BRIEF: Pick out the lines below that include the string "океану".

--- start of RAW RECORDS ---

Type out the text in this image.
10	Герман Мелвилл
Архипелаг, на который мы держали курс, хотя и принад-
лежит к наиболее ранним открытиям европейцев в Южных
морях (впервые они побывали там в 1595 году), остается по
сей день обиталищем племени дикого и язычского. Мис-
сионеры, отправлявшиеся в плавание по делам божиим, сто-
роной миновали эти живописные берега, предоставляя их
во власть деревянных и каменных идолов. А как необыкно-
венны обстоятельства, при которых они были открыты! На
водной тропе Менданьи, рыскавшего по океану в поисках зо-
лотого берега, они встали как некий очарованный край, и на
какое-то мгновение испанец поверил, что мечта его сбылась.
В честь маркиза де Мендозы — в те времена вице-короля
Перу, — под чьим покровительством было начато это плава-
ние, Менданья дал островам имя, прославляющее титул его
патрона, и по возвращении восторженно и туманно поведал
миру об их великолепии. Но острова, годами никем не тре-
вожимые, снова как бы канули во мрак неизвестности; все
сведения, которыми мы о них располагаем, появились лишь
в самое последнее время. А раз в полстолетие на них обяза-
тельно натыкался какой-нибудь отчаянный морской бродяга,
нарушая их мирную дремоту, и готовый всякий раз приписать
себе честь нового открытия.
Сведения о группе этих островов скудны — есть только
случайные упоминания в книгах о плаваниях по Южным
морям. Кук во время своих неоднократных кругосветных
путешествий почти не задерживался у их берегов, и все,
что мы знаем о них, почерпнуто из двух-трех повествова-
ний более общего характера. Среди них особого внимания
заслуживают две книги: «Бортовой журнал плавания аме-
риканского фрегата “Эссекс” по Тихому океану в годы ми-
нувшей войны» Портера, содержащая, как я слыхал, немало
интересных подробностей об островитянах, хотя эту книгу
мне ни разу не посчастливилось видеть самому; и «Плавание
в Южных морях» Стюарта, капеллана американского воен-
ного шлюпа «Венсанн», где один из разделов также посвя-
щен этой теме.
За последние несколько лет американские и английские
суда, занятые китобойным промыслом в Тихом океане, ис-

--- end of RAW RECORDS ---

TASK RESPONSE:
водной тропе Менданьи, рыскавшего по океану в поисках зо-
риканского фрегата “Эссекс” по Тихому океану в годы ми-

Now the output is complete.